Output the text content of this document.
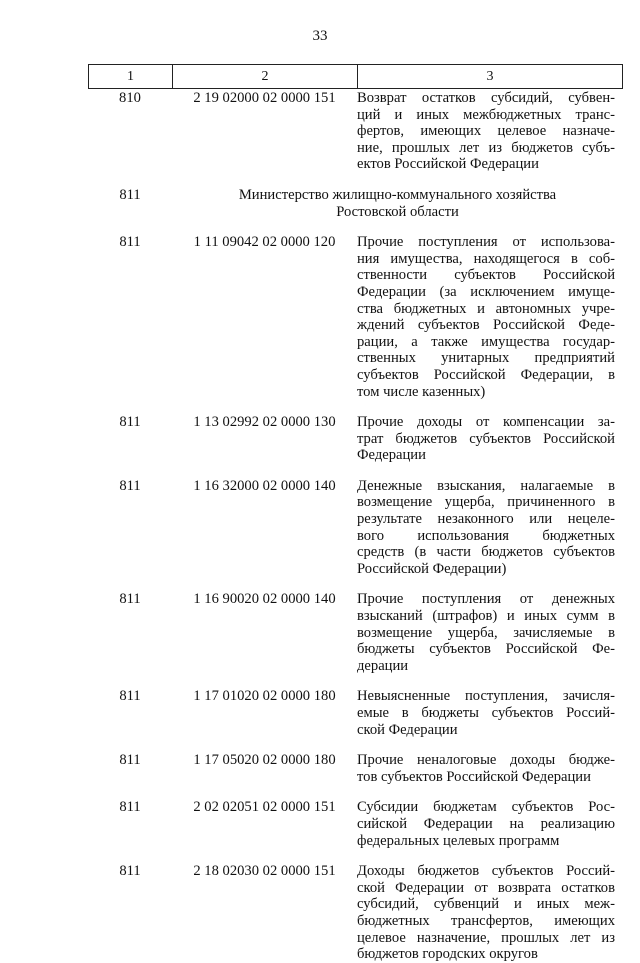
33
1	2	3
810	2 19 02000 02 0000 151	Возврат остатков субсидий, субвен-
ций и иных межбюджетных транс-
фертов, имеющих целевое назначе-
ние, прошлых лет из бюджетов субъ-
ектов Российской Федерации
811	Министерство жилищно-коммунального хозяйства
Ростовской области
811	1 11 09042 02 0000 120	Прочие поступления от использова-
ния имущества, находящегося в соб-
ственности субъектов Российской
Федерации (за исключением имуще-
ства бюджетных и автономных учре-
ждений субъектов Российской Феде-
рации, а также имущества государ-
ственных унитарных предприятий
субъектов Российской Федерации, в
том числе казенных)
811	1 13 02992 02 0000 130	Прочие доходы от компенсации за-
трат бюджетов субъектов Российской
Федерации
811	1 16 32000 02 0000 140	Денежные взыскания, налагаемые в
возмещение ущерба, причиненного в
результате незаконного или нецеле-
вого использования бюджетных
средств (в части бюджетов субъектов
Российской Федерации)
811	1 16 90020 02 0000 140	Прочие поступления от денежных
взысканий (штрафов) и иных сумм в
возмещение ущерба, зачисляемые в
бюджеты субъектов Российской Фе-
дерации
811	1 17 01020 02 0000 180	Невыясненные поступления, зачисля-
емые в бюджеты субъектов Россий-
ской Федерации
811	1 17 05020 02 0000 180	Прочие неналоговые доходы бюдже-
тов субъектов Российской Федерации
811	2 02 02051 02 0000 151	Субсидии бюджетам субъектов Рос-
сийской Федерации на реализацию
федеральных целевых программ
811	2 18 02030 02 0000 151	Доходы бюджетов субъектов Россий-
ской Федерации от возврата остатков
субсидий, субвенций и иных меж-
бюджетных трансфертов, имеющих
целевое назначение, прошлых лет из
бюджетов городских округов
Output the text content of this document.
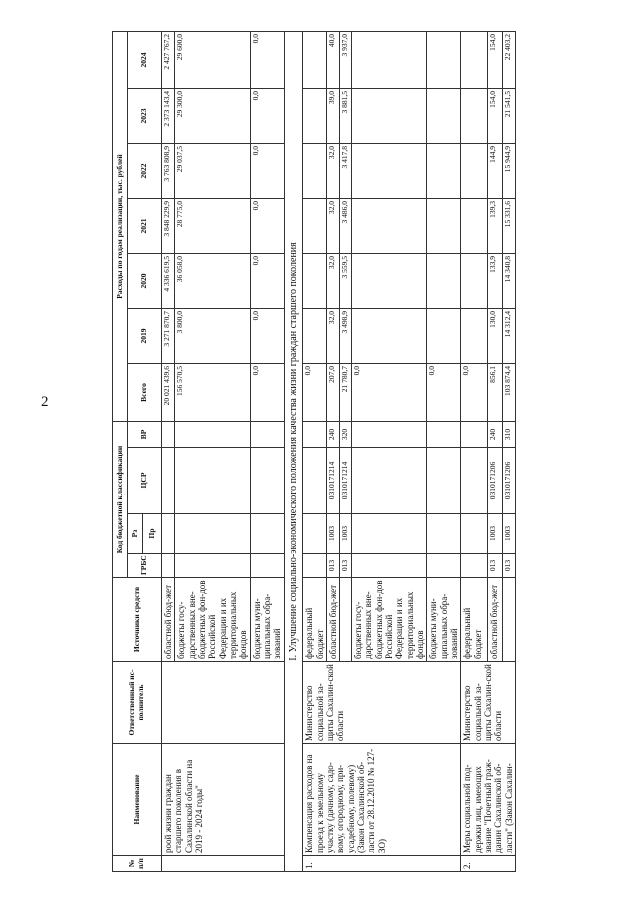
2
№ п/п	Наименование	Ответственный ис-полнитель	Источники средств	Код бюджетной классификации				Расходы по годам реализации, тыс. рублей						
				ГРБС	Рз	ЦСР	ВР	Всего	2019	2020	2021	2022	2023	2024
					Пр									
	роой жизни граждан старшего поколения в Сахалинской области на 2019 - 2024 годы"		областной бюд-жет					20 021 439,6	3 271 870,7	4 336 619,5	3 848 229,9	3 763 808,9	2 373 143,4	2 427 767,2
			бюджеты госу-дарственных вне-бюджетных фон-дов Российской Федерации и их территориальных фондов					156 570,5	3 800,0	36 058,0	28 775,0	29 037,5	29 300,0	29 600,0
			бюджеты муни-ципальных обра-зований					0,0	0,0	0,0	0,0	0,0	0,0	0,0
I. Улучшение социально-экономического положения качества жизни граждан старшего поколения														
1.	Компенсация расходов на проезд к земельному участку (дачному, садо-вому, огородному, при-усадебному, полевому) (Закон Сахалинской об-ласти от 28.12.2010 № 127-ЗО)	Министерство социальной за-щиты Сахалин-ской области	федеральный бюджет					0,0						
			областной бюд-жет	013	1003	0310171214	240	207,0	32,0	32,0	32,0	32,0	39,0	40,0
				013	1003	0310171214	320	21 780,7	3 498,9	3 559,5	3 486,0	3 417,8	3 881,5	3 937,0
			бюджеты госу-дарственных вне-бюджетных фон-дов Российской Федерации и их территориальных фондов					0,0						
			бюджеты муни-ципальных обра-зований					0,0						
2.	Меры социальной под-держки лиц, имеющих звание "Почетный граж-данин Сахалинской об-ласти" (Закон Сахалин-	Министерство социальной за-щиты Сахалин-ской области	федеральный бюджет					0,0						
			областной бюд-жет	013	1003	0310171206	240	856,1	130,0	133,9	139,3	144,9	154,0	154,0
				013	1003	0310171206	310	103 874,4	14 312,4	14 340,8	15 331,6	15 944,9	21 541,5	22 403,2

---

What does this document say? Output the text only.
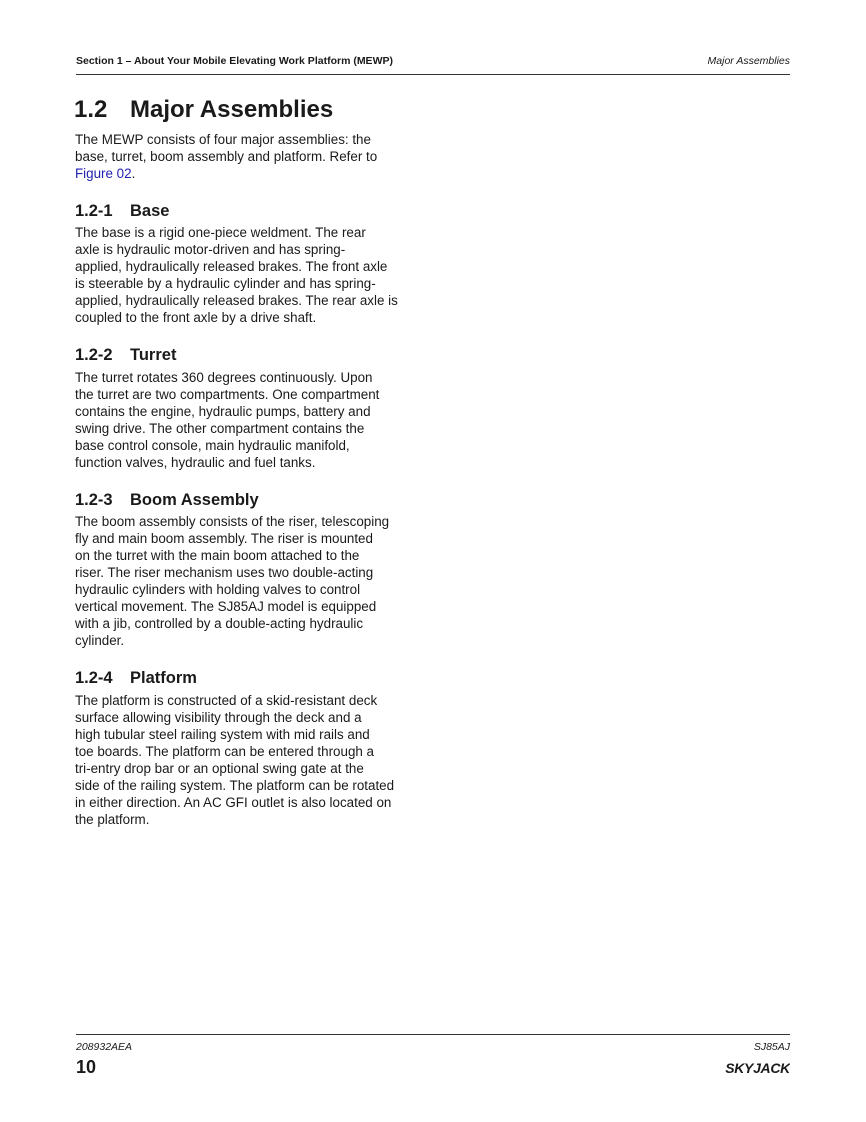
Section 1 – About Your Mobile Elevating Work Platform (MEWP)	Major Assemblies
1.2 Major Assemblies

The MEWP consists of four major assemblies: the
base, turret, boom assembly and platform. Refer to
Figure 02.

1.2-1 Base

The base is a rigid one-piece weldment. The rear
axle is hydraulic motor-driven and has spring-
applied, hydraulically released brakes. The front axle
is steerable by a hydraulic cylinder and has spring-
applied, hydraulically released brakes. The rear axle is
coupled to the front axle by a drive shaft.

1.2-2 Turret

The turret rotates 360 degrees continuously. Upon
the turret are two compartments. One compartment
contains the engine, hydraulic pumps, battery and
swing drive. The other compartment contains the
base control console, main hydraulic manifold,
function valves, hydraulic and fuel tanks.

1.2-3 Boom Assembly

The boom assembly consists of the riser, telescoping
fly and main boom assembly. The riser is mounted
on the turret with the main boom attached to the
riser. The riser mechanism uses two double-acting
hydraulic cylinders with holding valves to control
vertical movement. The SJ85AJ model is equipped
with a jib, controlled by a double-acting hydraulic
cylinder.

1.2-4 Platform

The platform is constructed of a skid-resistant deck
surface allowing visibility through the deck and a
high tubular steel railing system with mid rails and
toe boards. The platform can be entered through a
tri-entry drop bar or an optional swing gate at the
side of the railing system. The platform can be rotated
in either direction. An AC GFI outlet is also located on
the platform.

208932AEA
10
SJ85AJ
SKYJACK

*Exercise prompt:*
Which lines contain the word "граждан"? Copy each one.

*Solution for this problem:*
	роой жизни граждан старшего поколения в Сахалинской области на 2019 - 2024 годы"		областной бюд-жет					20 021 439,6	3 271 870,7	4 336 619,5	3 848 229,9	3 763 808,9	2 373 143,4	2 427 767,2
I. Улучшение социально-экономического положения качества жизни граждан старшего поколения														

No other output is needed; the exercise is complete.